## Records for this exercise
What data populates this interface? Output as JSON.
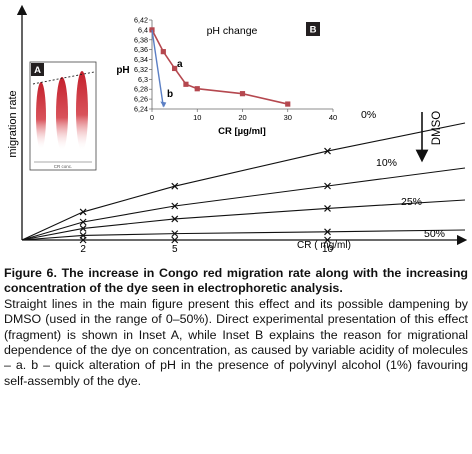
{
  "chart_data": [
    {
      "type": "line",
      "title": "",
      "ylabel": "migration rate",
      "xlabel": "CR ( mg/ml)",
      "x_ticks": [
        "2",
        "5",
        "10"
      ],
      "x_markers": [
        2,
        5,
        10
      ],
      "xlim": [
        0,
        14.5
      ],
      "ylim": [
        0,
        1
      ],
      "side_label": "DMSO",
      "series": [
        {
          "name": "0%",
          "x": [
            0,
            2,
            5,
            10,
            14.5
          ],
          "y": [
            0,
            0.24,
            0.46,
            0.76,
            1.0
          ]
        },
        {
          "name": "10%",
          "x": [
            0,
            2,
            5,
            10,
            14.5
          ],
          "y": [
            0,
            0.18,
            0.34,
            0.54,
            0.72
          ]
        },
        {
          "name": "25%",
          "x": [
            0,
            2,
            5,
            10,
            14.5
          ],
          "y": [
            0,
            0.11,
            0.2,
            0.3,
            0.38
          ]
        },
        {
          "name": "50%",
          "x": [
            0,
            2,
            5,
            10,
            14.5
          ],
          "y": [
            0,
            0.05,
            0.07,
            0.09,
            0.11
          ]
        }
      ]
    },
    {
      "type": "line",
      "title": "pH change",
      "panel_label": "B",
      "ylabel": "pH",
      "xlabel": "CR [µg/ml]",
      "xlim": [
        0,
        40
      ],
      "ylim": [
        6.24,
        6.42
      ],
      "x_ticks": [
        0,
        10,
        20,
        30,
        40
      ],
      "y_ticks": [
        6.24,
        6.26,
        6.28,
        6.3,
        6.32,
        6.34,
        6.36,
        6.38,
        6.4,
        6.42
      ],
      "y_tick_labels": [
        "6,24",
        "6,26",
        "6,28",
        "6,3",
        "6,32",
        "6,34",
        "6,36",
        "6,38",
        "6,4",
        "6,42"
      ],
      "series": [
        {
          "name": "a",
          "color": "#b5484f",
          "x": [
            0,
            2.5,
            5,
            7.5,
            10,
            20,
            30
          ],
          "y": [
            6.4,
            6.356,
            6.322,
            6.29,
            6.281,
            6.271,
            6.25
          ]
        },
        {
          "name": "b",
          "color": "#5b7fc4",
          "x": [
            0,
            2.5
          ],
          "y": [
            6.4,
            6.245
          ]
        }
      ]
    }
  ],
  "inset_a": {
    "panel_label": "A",
    "xlabel": "CR conc."
  },
  "caption": {
    "title": "Figure 6. The increase in Congo red migration rate along with the increasing concentration of the dye seen in electrophoretic analysis.",
    "body": "Straight lines in the main figure present this effect and its possible dampening by DMSO (used in the range of 0–50%). Direct experimental presentation of this effect (fragment) is shown in Inset A, while Inset B explains the reason for migrational dependence of the dye on concentration, as caused by variable acidity of molecules – a. b – quick alteration of pH in the presence of polyvinyl alcohol (1%) favouring self-assembly of the dye."
  }
}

## Challenge
Without the pictures, transcribe the listing above exactly.

## Response to the task
What data populates this interface? Output as JSON.
{
  "chart_data": [
    {
      "type": "line",
      "title": "",
      "ylabel": "migration rate",
      "xlabel": "CR ( mg/ml)",
      "x_ticks": [
        "2",
        "5",
        "10"
      ],
      "x_markers": [
        2,
        5,
        10
      ],
      "xlim": [
        0,
        14.5
      ],
      "ylim": [
        0,
        1
      ],
      "side_label": "DMSO",
      "series": [
        {
          "name": "0%",
          "x": [
            0,
            2,
            5,
            10,
            14.5
          ],
          "y": [
            0,
            0.24,
            0.46,
            0.76,
            1.0
          ]
        },
        {
          "name": "10%",
          "x": [
            0,
            2,
            5,
            10,
            14.5
          ],
          "y": [
            0,
            0.18,
            0.34,
            0.54,
            0.72
          ]
        },
        {
          "name": "25%",
          "x": [
            0,
            2,
            5,
            10,
            14.5
          ],
          "y": [
            0,
            0.11,
            0.2,
            0.3,
            0.38
          ]
        },
        {
          "name": "50%",
          "x": [
            0,
            2,
            5,
            10,
            14.5
          ],
          "y": [
            0,
            0.05,
            0.07,
            0.09,
            0.11
          ]
        }
      ]
    },
    {
      "type": "line",
      "title": "pH change",
      "panel_label": "B",
      "ylabel": "pH",
      "xlabel": "CR [µg/ml]",
      "xlim": [
        0,
        40
      ],
      "ylim": [
        6.24,
        6.42
      ],
      "x_ticks": [
        0,
        10,
        20,
        30,
        40
      ],
      "y_ticks": [
        6.24,
        6.26,
        6.28,
        6.3,
        6.32,
        6.34,
        6.36,
        6.38,
        6.4,
        6.42
      ],
      "y_tick_labels": [
        "6,24",
        "6,26",
        "6,28",
        "6,3",
        "6,32",
        "6,34",
        "6,36",
        "6,38",
        "6,4",
        "6,42"
      ],
      "series": [
        {
          "name": "a",
          "color": "#b5484f",
          "x": [
            0,
            2.5,
            5,
            7.5,
            10,
            20,
            30
          ],
          "y": [
            6.4,
            6.356,
            6.322,
            6.29,
            6.281,
            6.271,
            6.25
          ]
        },
        {
          "name": "b",
          "color": "#5b7fc4",
          "x": [
            0,
            2.5
          ],
          "y": [
            6.4,
            6.245
          ]
        }
      ]
    }
  ],
  "inset_a": {
    "panel_label": "A",
    "xlabel": "CR conc."
  },
  "caption": {
    "title": "Figure 6. The increase in Congo red migration rate along with the increasing concentration of the dye seen in electrophoretic analysis.",
    "body": "Straight lines in the main figure present this effect and its possible dampening by DMSO (used in the range of 0–50%). Direct experimental presentation of this effect (fragment) is shown in Inset A, while Inset B explains the reason for migrational dependence of the dye on concentration, as caused by variable acidity of molecules – a. b – quick alteration of pH in the presence of polyvinyl alcohol (1%) favouring self-assembly of the dye."
  }
}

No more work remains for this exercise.